Copy each of the entries below word for word, keeping every line in order.

— START Records for the task —

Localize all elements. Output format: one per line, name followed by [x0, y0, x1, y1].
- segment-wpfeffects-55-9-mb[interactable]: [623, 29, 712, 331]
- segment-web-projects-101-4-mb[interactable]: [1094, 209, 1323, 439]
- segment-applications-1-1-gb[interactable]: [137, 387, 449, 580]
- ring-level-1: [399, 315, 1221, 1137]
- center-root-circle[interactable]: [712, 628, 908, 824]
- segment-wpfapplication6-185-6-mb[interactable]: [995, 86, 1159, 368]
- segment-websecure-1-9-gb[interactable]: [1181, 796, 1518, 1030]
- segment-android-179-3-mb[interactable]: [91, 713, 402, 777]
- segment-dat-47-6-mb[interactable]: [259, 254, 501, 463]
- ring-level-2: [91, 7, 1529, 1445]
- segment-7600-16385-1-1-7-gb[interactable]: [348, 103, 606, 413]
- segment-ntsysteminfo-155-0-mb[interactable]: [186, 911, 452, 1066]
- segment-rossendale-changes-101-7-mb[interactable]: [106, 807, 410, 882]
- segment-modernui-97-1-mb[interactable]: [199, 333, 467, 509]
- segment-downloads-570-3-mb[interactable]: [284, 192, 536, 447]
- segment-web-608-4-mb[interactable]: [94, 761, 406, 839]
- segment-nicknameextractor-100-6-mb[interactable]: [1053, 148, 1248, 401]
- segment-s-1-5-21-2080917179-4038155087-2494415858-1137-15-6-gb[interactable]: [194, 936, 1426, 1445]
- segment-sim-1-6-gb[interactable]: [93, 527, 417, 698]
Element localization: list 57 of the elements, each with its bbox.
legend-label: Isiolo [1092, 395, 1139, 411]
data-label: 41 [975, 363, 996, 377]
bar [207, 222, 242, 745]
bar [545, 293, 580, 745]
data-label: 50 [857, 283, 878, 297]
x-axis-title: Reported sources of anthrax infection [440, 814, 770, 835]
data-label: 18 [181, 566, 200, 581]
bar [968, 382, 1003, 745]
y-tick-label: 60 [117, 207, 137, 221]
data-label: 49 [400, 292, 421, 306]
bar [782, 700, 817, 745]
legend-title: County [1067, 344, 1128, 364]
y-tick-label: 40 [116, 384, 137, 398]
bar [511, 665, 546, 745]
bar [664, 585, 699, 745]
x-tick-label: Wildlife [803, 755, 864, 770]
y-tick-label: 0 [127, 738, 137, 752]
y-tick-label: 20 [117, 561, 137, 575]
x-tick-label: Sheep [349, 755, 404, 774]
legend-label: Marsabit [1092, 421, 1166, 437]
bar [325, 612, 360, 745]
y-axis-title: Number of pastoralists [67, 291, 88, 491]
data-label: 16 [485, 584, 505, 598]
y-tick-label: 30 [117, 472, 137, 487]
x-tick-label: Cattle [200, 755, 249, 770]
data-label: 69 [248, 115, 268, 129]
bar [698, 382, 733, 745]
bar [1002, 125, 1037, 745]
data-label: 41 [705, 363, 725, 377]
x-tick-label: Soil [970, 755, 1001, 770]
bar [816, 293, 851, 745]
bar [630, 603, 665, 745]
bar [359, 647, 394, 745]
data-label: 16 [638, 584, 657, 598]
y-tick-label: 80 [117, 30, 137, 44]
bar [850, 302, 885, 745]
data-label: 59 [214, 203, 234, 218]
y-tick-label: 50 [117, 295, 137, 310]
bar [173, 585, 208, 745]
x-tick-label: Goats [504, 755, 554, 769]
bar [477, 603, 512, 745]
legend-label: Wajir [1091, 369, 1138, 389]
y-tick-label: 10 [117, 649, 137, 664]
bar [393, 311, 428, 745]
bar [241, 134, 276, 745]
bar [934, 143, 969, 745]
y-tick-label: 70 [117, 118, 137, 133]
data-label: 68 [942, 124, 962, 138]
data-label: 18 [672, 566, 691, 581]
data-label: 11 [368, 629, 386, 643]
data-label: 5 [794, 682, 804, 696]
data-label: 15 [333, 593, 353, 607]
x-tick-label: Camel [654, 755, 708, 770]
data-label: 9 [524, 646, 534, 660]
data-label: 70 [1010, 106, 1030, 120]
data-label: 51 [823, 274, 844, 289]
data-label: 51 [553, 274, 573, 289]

— END Records for the task —

**In response**
Localize all elements. Output format: one per line, name followed by [x0, y0, x1, y1].
- segment-wpfeffects-55-9-mb[interactable]: [623, 29, 712, 331]
- segment-web-projects-101-4-mb[interactable]: [1094, 209, 1323, 439]
- segment-applications-1-1-gb[interactable]: [137, 387, 449, 580]
- ring-level-1: [399, 315, 1221, 1137]
- center-root-circle[interactable]: [712, 628, 908, 824]
- segment-wpfapplication6-185-6-mb[interactable]: [995, 86, 1159, 368]
- segment-websecure-1-9-gb[interactable]: [1181, 796, 1518, 1030]
- segment-android-179-3-mb[interactable]: [91, 713, 402, 777]
- segment-dat-47-6-mb[interactable]: [259, 254, 501, 463]
- ring-level-2: [91, 7, 1529, 1445]
- segment-7600-16385-1-1-7-gb[interactable]: [348, 103, 606, 413]
- segment-ntsysteminfo-155-0-mb[interactable]: [186, 911, 452, 1066]
- segment-rossendale-changes-101-7-mb[interactable]: [106, 807, 410, 882]
- segment-modernui-97-1-mb[interactable]: [199, 333, 467, 509]
- segment-downloads-570-3-mb[interactable]: [284, 192, 536, 447]
- segment-web-608-4-mb[interactable]: [94, 761, 406, 839]
- segment-nicknameextractor-100-6-mb[interactable]: [1053, 148, 1248, 401]
- segment-s-1-5-21-2080917179-4038155087-2494415858-1137-15-6-gb[interactable]: [194, 936, 1426, 1445]
- segment-sim-1-6-gb[interactable]: [93, 527, 417, 698]
Element localization: list 57 of the elements, each with its bbox.
legend-label: Isiolo [1092, 395, 1139, 411]
data-label: 41 [975, 363, 996, 377]
bar [207, 222, 242, 745]
bar [545, 293, 580, 745]
data-label: 50 [857, 283, 878, 297]
x-axis-title: Reported sources of anthrax infection [440, 814, 770, 835]
data-label: 18 [181, 566, 200, 581]
bar [968, 382, 1003, 745]
y-tick-label: 60 [117, 207, 137, 221]
data-label: 49 [400, 292, 421, 306]
bar [782, 700, 817, 745]
legend-title: County [1067, 344, 1128, 364]
y-tick-label: 40 [116, 384, 137, 398]
bar [511, 665, 546, 745]
bar [664, 585, 699, 745]
x-tick-label: Wildlife [803, 755, 864, 770]
y-tick-label: 0 [127, 738, 137, 752]
y-tick-label: 20 [117, 561, 137, 575]
x-tick-label: Sheep [349, 755, 404, 774]
legend-label: Marsabit [1092, 421, 1166, 437]
bar [325, 612, 360, 745]
y-axis-title: Number of pastoralists [67, 291, 88, 491]
data-label: 16 [485, 584, 505, 598]
y-tick-label: 30 [117, 472, 137, 487]
x-tick-label: Cattle [200, 755, 249, 770]
data-label: 69 [248, 115, 268, 129]
bar [698, 382, 733, 745]
bar [1002, 125, 1037, 745]
data-label: 41 [705, 363, 725, 377]
x-tick-label: Soil [970, 755, 1001, 770]
bar [816, 293, 851, 745]
bar [630, 603, 665, 745]
bar [359, 647, 394, 745]
data-label: 16 [638, 584, 657, 598]
y-tick-label: 80 [117, 30, 137, 44]
bar [850, 302, 885, 745]
data-label: 59 [214, 203, 234, 218]
y-tick-label: 50 [117, 295, 137, 310]
bar [173, 585, 208, 745]
x-tick-label: Goats [504, 755, 554, 769]
bar [477, 603, 512, 745]
legend-label: Wajir [1091, 369, 1138, 389]
y-tick-label: 10 [117, 649, 137, 664]
bar [393, 311, 428, 745]
bar [241, 134, 276, 745]
bar [934, 143, 969, 745]
y-tick-label: 70 [117, 118, 137, 133]
data-label: 68 [942, 124, 962, 138]
data-label: 18 [672, 566, 691, 581]
data-label: 11 [368, 629, 386, 643]
data-label: 5 [794, 682, 804, 696]
data-label: 15 [333, 593, 353, 607]
x-tick-label: Camel [654, 755, 708, 770]
data-label: 9 [524, 646, 534, 660]
data-label: 70 [1010, 106, 1030, 120]
data-label: 51 [823, 274, 844, 289]
data-label: 51 [553, 274, 573, 289]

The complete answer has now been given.